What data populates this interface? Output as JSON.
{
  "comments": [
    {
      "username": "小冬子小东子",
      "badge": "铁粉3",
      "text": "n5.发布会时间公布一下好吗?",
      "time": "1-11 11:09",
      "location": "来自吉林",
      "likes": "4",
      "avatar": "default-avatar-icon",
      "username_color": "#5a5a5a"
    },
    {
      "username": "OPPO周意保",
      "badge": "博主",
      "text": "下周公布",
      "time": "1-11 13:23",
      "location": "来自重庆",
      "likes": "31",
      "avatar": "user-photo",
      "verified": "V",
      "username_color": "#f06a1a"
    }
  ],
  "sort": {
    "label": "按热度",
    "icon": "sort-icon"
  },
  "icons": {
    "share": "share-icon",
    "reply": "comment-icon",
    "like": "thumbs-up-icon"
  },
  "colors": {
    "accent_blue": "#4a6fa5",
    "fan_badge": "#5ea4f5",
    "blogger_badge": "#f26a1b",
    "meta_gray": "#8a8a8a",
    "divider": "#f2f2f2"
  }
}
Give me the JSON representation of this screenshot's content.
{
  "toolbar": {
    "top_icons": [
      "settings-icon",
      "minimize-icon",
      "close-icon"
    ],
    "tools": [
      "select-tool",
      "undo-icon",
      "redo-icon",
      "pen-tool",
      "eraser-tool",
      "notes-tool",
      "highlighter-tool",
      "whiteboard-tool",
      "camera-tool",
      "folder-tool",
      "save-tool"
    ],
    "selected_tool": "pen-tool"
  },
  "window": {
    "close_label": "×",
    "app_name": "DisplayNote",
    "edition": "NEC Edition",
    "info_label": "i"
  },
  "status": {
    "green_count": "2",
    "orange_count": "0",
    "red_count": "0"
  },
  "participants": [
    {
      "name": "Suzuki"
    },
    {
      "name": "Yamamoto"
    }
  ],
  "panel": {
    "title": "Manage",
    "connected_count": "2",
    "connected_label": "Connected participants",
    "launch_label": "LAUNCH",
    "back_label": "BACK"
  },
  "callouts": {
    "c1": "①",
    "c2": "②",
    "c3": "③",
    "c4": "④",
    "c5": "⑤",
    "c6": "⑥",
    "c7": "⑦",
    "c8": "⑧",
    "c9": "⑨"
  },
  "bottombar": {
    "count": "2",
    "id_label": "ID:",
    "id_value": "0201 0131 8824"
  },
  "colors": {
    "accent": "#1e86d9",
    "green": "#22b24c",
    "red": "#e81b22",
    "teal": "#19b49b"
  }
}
-------------------------
Go through the listing and print each line exactly as it appears.

What data populates this interface? Output as JSON.
{
  "comments": [
    {
      "username": "小冬子小东子",
      "badge": "铁粉3",
      "text": "n5.发布会时间公布一下好吗?",
      "time": "1-11 11:09",
      "location": "来自吉林",
      "likes": "4",
      "avatar": "default-avatar-icon",
      "username_color": "#5a5a5a"
    },
    {
      "username": "OPPO周意保",
      "badge": "博主",
      "text": "下周公布",
      "time": "1-11 13:23",
      "location": "来自重庆",
      "likes": "31",
      "avatar": "user-photo",
      "verified": "V",
      "username_color": "#f06a1a"
    }
  ],
  "sort": {
    "label": "按热度",
    "icon": "sort-icon"
  },
  "icons": {
    "share": "share-icon",
    "reply": "comment-icon",
    "like": "thumbs-up-icon"
  },
  "colors": {
    "accent_blue": "#4a6fa5",
    "fan_badge": "#5ea4f5",
    "blogger_badge": "#f26a1b",
    "meta_gray": "#8a8a8a",
    "divider": "#f2f2f2"
  }
}
Give me the JSON representation of this screenshot's content.
{
  "toolbar": {
    "top_icons": [
      "settings-icon",
      "minimize-icon",
      "close-icon"
    ],
    "tools": [
      "select-tool",
      "undo-icon",
      "redo-icon",
      "pen-tool",
      "eraser-tool",
      "notes-tool",
      "highlighter-tool",
      "whiteboard-tool",
      "camera-tool",
      "folder-tool",
      "save-tool"
    ],
    "selected_tool": "pen-tool"
  },
  "window": {
    "close_label": "×",
    "app_name": "DisplayNote",
    "edition": "NEC Edition",
    "info_label": "i"
  },
  "status": {
    "green_count": "2",
    "orange_count": "0",
    "red_count": "0"
  },
  "participants": [
    {
      "name": "Suzuki"
    },
    {
      "name": "Yamamoto"
    }
  ],
  "panel": {
    "title": "Manage",
    "connected_count": "2",
    "connected_label": "Connected participants",
    "launch_label": "LAUNCH",
    "back_label": "BACK"
  },
  "callouts": {
    "c1": "①",
    "c2": "②",
    "c3": "③",
    "c4": "④",
    "c5": "⑤",
    "c6": "⑥",
    "c7": "⑦",
    "c8": "⑧",
    "c9": "⑨"
  },
  "bottombar": {
    "count": "2",
    "id_label": "ID:",
    "id_value": "0201 0131 8824"
  },
  "colors": {
    "accent": "#1e86d9",
    "green": "#22b24c",
    "red": "#e81b22",
    "teal": "#19b49b"
  }
}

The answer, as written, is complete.